■ THE REQUEST ■
Exactly as written, retype the listing below, omitting the pictures.

■ DATASET RECORDS ■
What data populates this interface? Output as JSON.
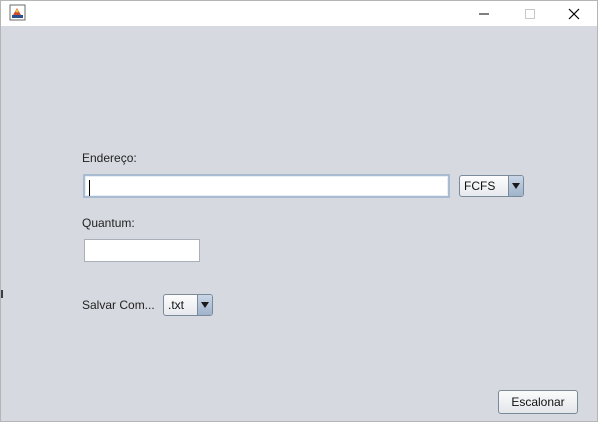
{
  "window": {
    "title": "",
    "controls": {
      "minimize": "minimize-icon",
      "maximize": "maximize-icon",
      "close": "close-icon"
    }
  },
  "form": {
    "endereco_label": "Endereço:",
    "endereco_value": "",
    "algorithm_selected": "FCFS",
    "quantum_label": "Quantum:",
    "quantum_value": "",
    "salvar_label": "Salvar Com...",
    "format_selected": ".txt",
    "submit_label": "Escalonar"
  },
  "colors": {
    "background": "#d6d9df",
    "titlebar": "#ffffff",
    "focus_border": "#a8bbd1"
  }
}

■ WRITTEN RESPONSE ■
What data populates this interface? Output as JSON.
{
  "window": {
    "title": "",
    "controls": {
      "minimize": "minimize-icon",
      "maximize": "maximize-icon",
      "close": "close-icon"
    }
  },
  "form": {
    "endereco_label": "Endereço:",
    "endereco_value": "",
    "algorithm_selected": "FCFS",
    "quantum_label": "Quantum:",
    "quantum_value": "",
    "salvar_label": "Salvar Com...",
    "format_selected": ".txt",
    "submit_label": "Escalonar"
  },
  "colors": {
    "background": "#d6d9df",
    "titlebar": "#ffffff",
    "focus_border": "#a8bbd1"
  }
}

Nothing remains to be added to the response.